Reproduce every line of the records below exactly, leaving out the pictures.

[Start of STORED RECORDS]

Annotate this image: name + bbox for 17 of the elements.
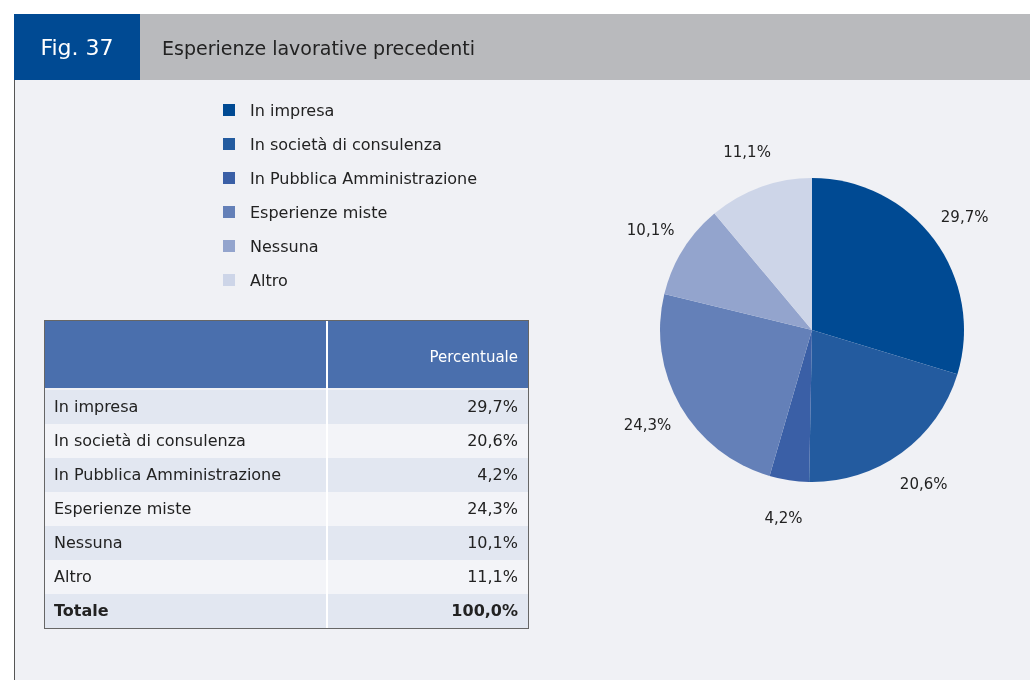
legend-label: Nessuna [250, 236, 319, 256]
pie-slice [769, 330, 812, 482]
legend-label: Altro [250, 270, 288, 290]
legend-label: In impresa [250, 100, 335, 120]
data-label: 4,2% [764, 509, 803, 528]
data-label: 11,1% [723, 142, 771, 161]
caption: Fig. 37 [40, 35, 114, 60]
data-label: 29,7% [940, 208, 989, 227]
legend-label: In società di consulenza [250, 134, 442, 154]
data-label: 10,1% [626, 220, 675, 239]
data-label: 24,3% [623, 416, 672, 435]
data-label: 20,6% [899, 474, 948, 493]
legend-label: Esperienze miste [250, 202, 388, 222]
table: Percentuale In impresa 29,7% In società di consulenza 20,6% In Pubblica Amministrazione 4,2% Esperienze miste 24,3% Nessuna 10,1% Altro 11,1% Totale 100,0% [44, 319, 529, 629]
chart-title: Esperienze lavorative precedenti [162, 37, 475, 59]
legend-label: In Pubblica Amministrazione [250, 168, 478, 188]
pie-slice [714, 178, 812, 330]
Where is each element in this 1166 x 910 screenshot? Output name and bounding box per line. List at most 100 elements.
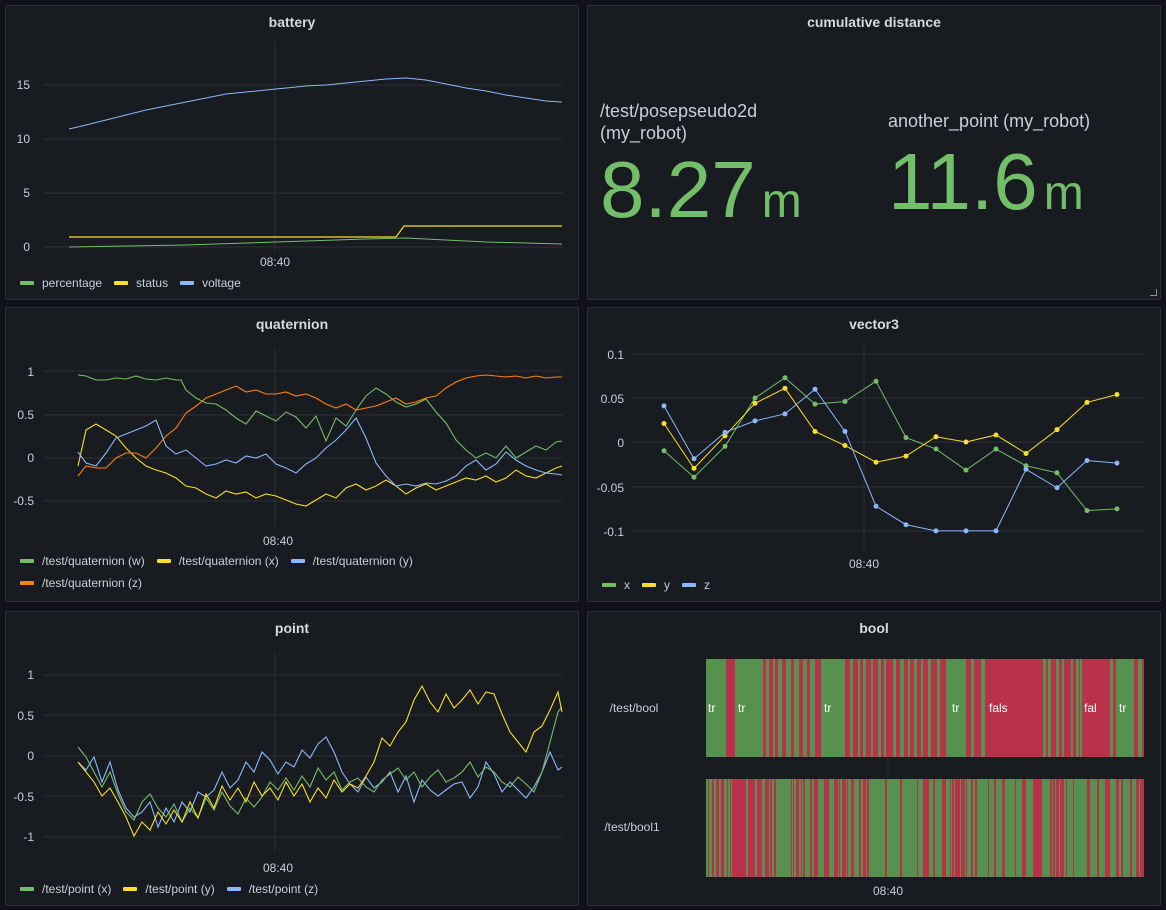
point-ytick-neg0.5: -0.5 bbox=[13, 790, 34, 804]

[End of STORED RECORDS]

▶ REPLY:
Annotate this image: name + bbox for 17 of the elements.
legend-label: Nessuna [250, 236, 319, 256]
pie-slice [769, 330, 812, 482]
legend-label: Altro [250, 270, 288, 290]
legend-label: In impresa [250, 100, 335, 120]
data-label: 4,2% [764, 509, 803, 528]
data-label: 11,1% [723, 142, 771, 161]
caption: Fig. 37 [40, 35, 114, 60]
data-label: 29,7% [940, 208, 989, 227]
legend-label: In società di consulenza [250, 134, 442, 154]
data-label: 10,1% [626, 220, 675, 239]
data-label: 24,3% [623, 416, 672, 435]
data-label: 20,6% [899, 474, 948, 493]
legend-label: Esperienze miste [250, 202, 388, 222]
table: Percentuale In impresa 29,7% In società di consulenza 20,6% In Pubblica Amministrazione 4,2% Esperienze miste 24,3% Nessuna 10,1% Altro 11,1% Totale 100,0% [44, 319, 529, 629]
chart-title: Esperienze lavorative precedenti [162, 37, 475, 59]
legend-label: In Pubblica Amministrazione [250, 168, 478, 188]
pie-slice [714, 178, 812, 330]
Where is each element in this 1166 x 910 screenshot? Output name and bounding box per line. List at most 100 elements.
point-ytick-neg0.5: -0.5 bbox=[13, 790, 34, 804]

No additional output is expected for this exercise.